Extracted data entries

=-=-=-=-=

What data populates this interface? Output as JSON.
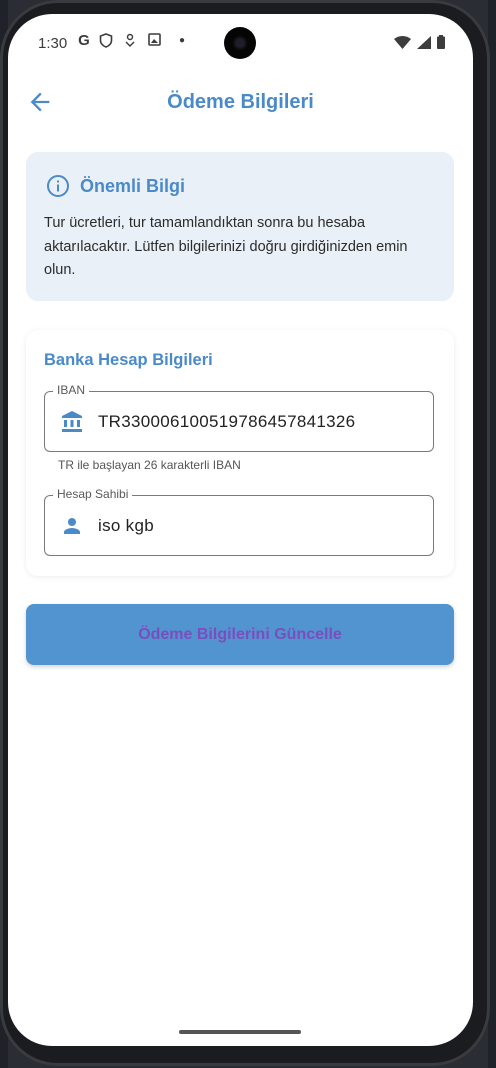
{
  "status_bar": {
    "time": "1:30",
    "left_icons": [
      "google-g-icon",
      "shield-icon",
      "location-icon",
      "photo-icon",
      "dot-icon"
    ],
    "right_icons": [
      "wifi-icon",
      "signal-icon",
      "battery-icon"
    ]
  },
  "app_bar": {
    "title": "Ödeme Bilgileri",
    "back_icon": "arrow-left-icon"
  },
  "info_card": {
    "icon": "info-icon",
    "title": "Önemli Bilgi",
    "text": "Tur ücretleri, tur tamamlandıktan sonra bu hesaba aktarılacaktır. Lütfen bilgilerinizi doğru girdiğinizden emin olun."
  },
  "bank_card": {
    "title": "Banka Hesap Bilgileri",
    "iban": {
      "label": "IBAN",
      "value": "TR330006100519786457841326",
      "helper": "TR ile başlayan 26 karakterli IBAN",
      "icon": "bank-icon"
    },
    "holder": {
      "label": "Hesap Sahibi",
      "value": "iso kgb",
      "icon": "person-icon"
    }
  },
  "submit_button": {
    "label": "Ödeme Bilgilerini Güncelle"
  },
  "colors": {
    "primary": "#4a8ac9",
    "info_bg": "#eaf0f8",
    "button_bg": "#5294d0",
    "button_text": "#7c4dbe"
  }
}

=-=-=-=-=

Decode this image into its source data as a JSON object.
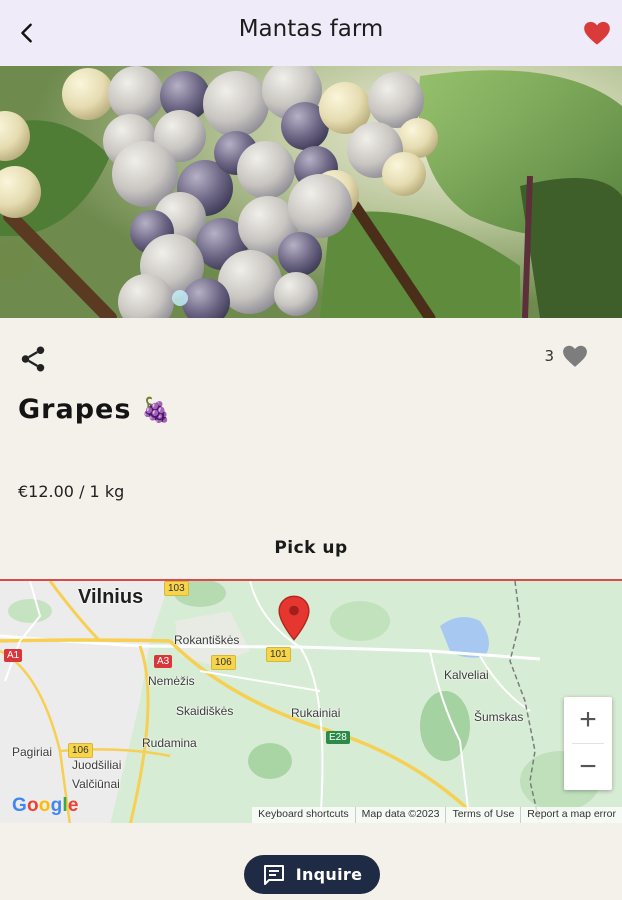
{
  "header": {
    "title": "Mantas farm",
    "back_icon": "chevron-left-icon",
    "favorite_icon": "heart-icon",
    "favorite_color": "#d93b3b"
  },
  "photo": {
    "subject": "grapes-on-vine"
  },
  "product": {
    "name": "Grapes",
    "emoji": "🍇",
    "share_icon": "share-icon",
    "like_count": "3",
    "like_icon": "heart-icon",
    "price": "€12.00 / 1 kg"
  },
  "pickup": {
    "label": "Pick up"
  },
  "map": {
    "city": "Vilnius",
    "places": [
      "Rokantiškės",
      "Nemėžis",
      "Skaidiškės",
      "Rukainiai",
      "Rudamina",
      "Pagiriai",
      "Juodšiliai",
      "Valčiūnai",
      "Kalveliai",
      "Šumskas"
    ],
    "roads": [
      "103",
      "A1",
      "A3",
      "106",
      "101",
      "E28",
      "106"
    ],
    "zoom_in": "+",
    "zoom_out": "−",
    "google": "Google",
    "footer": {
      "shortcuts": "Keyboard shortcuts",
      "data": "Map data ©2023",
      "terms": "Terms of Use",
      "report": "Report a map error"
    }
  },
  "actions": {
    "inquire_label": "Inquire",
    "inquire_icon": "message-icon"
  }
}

=-=-=-=-=

_SET PROBLEM_: Pick out and copy the lines of the entries that hold the string "heart".

_PROBLEM SOLUTION_:
    "favorite_icon": "heart-icon",
    "like_icon": "heart-icon",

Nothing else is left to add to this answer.